== Given data ==

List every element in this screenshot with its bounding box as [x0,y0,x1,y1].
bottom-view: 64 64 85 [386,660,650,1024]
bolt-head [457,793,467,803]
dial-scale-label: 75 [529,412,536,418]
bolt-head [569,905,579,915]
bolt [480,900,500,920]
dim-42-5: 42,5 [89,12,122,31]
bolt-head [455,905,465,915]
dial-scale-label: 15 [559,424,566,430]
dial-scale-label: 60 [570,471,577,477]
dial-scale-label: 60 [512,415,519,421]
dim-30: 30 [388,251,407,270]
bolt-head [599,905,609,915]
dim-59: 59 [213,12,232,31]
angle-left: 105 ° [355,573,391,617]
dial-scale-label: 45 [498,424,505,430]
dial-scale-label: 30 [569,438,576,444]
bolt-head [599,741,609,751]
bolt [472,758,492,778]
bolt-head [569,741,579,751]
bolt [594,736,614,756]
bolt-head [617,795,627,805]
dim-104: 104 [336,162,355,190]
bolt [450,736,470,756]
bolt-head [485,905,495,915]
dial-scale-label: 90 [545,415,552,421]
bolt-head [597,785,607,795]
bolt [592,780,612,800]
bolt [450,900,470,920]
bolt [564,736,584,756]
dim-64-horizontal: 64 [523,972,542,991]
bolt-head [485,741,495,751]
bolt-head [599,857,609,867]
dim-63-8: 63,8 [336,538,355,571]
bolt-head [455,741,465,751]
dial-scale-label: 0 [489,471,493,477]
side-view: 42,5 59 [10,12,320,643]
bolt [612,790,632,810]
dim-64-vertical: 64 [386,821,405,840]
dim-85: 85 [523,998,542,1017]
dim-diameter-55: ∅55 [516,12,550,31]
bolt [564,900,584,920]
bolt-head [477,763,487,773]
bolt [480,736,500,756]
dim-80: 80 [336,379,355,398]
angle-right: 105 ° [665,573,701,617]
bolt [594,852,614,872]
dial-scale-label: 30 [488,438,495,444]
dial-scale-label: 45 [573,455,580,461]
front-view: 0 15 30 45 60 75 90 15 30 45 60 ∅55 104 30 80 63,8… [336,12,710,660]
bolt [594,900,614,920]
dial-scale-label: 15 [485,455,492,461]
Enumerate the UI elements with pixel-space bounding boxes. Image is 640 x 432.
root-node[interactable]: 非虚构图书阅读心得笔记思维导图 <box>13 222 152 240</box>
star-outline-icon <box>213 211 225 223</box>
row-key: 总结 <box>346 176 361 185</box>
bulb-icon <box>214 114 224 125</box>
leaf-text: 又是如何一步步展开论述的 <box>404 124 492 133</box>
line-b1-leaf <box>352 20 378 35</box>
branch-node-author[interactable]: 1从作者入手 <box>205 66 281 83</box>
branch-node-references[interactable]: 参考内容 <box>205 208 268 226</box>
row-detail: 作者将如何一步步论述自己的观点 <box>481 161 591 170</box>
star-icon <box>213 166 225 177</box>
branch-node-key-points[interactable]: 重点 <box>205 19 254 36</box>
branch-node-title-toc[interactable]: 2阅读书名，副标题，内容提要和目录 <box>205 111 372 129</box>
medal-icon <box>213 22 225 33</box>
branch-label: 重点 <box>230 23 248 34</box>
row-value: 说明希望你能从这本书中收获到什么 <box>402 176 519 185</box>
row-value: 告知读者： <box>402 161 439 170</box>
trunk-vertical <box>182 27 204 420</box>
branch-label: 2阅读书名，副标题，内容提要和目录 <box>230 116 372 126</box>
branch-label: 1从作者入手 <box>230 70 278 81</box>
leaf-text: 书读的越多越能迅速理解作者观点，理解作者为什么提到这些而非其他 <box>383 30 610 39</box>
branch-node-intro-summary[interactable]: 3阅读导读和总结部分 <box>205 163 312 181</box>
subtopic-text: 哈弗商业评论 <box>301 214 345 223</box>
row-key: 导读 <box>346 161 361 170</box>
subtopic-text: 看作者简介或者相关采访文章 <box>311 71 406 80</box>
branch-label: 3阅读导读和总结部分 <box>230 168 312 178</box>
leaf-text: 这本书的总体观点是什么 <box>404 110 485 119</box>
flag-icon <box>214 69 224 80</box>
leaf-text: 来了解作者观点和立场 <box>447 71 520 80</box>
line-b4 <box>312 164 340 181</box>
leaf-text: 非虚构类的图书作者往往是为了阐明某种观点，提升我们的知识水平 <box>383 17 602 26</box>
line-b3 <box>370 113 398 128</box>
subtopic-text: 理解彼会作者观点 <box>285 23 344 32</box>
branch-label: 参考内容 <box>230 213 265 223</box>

== Objective ==
Copy out every line of the entries above, character for character.

== Result of the exercise ==
List every element in this screenshot with its bounding box as [x0,y0,x1,y1].
bottom-view: 64 64 85 [386,660,650,1024]
bolt-head [457,793,467,803]
dial-scale-label: 75 [529,412,536,418]
bolt-head [569,905,579,915]
bolt [480,900,500,920]
dim-42-5: 42,5 [89,12,122,31]
bolt-head [455,905,465,915]
dial-scale-label: 15 [559,424,566,430]
dial-scale-label: 60 [570,471,577,477]
dial-scale-label: 60 [512,415,519,421]
dim-30: 30 [388,251,407,270]
bolt-head [599,905,609,915]
dim-59: 59 [213,12,232,31]
angle-left: 105 ° [355,573,391,617]
dial-scale-label: 45 [498,424,505,430]
dial-scale-label: 30 [569,438,576,444]
bolt-head [599,741,609,751]
bolt [472,758,492,778]
bolt-head [569,741,579,751]
bolt [594,736,614,756]
bolt-head [617,795,627,805]
dim-104: 104 [336,162,355,190]
bolt [450,736,470,756]
bolt-head [485,905,495,915]
dial-scale-label: 90 [545,415,552,421]
bolt-head [597,785,607,795]
bolt [592,780,612,800]
bolt [450,900,470,920]
bolt [564,736,584,756]
dim-64-horizontal: 64 [523,972,542,991]
bolt-head [485,741,495,751]
bolt-head [599,857,609,867]
dim-63-8: 63,8 [336,538,355,571]
bolt-head [455,741,465,751]
dial-scale-label: 0 [489,471,493,477]
side-view: 42,5 59 [10,12,320,643]
bolt [612,790,632,810]
dim-64-vertical: 64 [386,821,405,840]
dim-85: 85 [523,998,542,1017]
dim-diameter-55: ∅55 [516,12,550,31]
bolt [564,900,584,920]
bolt-head [477,763,487,773]
bolt [480,736,500,756]
dim-80: 80 [336,379,355,398]
angle-right: 105 ° [665,573,701,617]
bolt [594,852,614,872]
dial-scale-label: 30 [488,438,495,444]
dial-scale-label: 45 [573,455,580,461]
front-view: 0 15 30 45 60 75 90 15 30 45 60 ∅55 104 30 80 63,8… [336,12,710,660]
bolt [594,900,614,920]
dial-scale-label: 15 [485,455,492,461]
Enumerate the UI elements with pixel-space bounding boxes. Image is 640 x 432.
root-node[interactable]: 非虚构图书阅读心得笔记思维导图 <box>13 222 152 240</box>
star-outline-icon <box>213 211 225 223</box>
row-key: 总结 <box>346 176 361 185</box>
bulb-icon <box>214 114 224 125</box>
leaf-text: 又是如何一步步展开论述的 <box>404 124 492 133</box>
line-b1-leaf <box>352 20 378 35</box>
branch-node-author[interactable]: 1从作者入手 <box>205 66 281 83</box>
branch-node-references[interactable]: 参考内容 <box>205 208 268 226</box>
row-detail: 作者将如何一步步论述自己的观点 <box>481 161 591 170</box>
star-icon <box>213 166 225 177</box>
branch-node-key-points[interactable]: 重点 <box>205 19 254 36</box>
branch-node-title-toc[interactable]: 2阅读书名，副标题，内容提要和目录 <box>205 111 372 129</box>
medal-icon <box>213 22 225 33</box>
branch-label: 重点 <box>230 23 248 34</box>
row-value: 说明希望你能从这本书中收获到什么 <box>402 176 519 185</box>
row-value: 告知读者： <box>402 161 439 170</box>
trunk-vertical <box>182 27 204 420</box>
branch-label: 2阅读书名，副标题，内容提要和目录 <box>230 116 372 126</box>
branch-label: 1从作者入手 <box>230 70 278 81</box>
leaf-text: 书读的越多越能迅速理解作者观点，理解作者为什么提到这些而非其他 <box>383 30 610 39</box>
branch-node-intro-summary[interactable]: 3阅读导读和总结部分 <box>205 163 312 181</box>
subtopic-text: 哈弗商业评论 <box>301 214 345 223</box>
row-key: 导读 <box>346 161 361 170</box>
subtopic-text: 看作者简介或者相关采访文章 <box>311 71 406 80</box>
branch-label: 3阅读导读和总结部分 <box>230 168 312 178</box>
leaf-text: 这本书的总体观点是什么 <box>404 110 485 119</box>
flag-icon <box>214 69 224 80</box>
leaf-text: 来了解作者观点和立场 <box>447 71 520 80</box>
line-b4 <box>312 164 340 181</box>
leaf-text: 非虚构类的图书作者往往是为了阐明某种观点，提升我们的知识水平 <box>383 17 602 26</box>
line-b3 <box>370 113 398 128</box>
subtopic-text: 理解彼会作者观点 <box>285 23 344 32</box>
branch-label: 参考内容 <box>230 213 265 223</box>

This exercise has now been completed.